*Aim of the task*. Find every line in the records that holds the string "type". Copy each one.

━━ Input for this task

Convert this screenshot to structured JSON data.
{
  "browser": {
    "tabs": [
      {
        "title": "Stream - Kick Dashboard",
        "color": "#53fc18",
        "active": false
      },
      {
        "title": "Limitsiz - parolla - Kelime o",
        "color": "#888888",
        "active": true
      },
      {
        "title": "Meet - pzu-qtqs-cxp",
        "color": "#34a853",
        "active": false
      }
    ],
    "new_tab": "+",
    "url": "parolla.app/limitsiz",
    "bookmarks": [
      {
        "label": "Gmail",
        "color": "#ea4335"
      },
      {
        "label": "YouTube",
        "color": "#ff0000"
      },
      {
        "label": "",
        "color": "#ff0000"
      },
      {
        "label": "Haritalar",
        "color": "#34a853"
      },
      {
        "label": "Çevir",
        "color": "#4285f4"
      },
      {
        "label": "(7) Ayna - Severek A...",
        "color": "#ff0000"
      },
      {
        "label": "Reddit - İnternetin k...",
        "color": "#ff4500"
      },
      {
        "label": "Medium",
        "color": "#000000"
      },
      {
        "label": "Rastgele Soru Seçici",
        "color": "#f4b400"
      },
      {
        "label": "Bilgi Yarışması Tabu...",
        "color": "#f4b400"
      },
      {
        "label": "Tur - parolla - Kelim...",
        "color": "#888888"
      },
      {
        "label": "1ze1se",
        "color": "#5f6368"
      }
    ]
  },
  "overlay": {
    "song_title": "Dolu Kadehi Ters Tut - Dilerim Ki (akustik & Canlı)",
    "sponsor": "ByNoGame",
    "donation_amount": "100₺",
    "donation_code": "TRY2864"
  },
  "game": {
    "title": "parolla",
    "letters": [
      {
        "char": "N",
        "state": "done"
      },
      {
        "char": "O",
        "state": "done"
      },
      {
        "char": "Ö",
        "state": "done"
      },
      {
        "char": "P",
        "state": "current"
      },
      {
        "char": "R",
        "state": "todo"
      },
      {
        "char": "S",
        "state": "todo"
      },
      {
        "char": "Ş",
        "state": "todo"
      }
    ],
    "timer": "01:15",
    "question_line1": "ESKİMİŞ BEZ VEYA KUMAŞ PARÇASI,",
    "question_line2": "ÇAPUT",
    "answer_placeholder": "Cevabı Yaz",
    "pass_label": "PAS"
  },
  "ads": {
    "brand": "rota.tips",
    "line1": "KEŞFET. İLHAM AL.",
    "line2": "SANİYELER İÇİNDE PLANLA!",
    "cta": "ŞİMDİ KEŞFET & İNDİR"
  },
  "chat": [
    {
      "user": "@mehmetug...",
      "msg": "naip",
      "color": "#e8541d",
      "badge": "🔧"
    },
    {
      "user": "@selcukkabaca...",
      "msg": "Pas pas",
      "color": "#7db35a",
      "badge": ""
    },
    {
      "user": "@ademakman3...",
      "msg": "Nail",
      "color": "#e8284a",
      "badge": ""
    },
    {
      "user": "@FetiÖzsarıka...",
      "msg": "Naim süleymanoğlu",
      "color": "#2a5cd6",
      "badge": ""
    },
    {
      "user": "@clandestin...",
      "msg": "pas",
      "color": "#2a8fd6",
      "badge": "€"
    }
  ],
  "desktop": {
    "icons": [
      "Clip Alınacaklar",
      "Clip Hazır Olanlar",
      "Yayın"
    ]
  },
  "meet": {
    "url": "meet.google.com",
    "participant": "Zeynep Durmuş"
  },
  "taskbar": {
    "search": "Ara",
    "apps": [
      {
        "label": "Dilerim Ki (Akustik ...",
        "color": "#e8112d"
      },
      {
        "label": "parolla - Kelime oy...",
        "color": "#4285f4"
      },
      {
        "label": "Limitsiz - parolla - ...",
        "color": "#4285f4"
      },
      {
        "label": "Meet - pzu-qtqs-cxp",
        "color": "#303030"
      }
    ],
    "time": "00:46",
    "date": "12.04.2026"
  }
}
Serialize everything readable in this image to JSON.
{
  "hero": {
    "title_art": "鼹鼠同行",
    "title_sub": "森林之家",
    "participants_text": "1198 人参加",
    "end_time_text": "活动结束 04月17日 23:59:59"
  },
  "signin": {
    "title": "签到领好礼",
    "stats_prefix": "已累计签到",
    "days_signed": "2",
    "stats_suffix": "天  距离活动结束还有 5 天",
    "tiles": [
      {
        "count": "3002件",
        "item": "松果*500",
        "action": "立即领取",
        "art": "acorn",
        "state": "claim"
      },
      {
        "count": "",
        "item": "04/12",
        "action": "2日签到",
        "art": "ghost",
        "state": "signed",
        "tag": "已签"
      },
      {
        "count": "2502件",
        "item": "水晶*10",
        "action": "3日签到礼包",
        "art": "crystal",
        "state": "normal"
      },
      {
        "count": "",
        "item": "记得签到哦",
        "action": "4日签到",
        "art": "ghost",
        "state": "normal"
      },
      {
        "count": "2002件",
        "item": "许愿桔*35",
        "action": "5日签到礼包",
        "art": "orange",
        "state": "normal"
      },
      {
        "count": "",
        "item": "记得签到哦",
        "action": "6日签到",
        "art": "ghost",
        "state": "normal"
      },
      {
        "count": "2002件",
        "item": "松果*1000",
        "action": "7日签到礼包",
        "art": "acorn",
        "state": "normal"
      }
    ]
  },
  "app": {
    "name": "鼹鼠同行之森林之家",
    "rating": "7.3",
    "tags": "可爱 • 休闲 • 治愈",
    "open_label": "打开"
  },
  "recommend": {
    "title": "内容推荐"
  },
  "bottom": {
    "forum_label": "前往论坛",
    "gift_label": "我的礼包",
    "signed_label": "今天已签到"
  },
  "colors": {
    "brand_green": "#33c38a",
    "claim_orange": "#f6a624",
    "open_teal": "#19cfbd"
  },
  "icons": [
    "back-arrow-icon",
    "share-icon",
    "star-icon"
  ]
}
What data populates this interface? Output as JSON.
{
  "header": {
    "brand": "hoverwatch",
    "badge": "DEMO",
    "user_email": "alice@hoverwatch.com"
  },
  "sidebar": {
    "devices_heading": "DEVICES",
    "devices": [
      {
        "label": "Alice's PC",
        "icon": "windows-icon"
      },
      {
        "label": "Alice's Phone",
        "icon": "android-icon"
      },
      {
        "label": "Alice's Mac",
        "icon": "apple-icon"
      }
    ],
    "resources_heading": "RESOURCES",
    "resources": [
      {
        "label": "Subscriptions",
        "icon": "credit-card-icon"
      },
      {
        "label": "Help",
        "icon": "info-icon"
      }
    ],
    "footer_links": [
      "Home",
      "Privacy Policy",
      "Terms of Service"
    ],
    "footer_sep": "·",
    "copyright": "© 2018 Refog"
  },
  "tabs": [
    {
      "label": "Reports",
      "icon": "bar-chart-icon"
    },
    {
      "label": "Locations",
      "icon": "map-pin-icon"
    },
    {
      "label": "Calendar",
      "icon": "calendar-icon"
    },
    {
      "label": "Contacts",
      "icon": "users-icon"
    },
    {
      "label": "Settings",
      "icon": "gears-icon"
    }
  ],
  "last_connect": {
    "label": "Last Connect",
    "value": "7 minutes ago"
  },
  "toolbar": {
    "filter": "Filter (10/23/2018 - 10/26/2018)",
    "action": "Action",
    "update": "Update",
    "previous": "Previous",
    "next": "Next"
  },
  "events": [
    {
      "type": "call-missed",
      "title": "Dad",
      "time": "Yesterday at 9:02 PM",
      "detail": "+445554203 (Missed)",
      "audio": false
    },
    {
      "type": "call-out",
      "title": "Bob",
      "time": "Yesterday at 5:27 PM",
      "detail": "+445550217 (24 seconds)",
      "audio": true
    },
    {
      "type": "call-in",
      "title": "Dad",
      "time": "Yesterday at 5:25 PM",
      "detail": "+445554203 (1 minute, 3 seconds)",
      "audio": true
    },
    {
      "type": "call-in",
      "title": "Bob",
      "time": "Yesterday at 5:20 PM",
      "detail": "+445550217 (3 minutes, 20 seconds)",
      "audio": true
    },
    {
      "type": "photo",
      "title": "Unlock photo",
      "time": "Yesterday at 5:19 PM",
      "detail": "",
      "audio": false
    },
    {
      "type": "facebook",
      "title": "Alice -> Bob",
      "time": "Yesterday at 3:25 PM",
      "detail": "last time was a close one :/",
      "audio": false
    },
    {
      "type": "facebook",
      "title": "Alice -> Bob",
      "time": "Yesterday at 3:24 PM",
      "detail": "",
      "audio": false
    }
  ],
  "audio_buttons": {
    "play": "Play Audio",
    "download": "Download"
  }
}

━━━━

*Reply*.
      "type": "call-missed",
      "type": "call-out",
      "type": "call-in",
      "type": "call-in",
      "type": "photo",
      "type": "facebook",
      "type": "facebook",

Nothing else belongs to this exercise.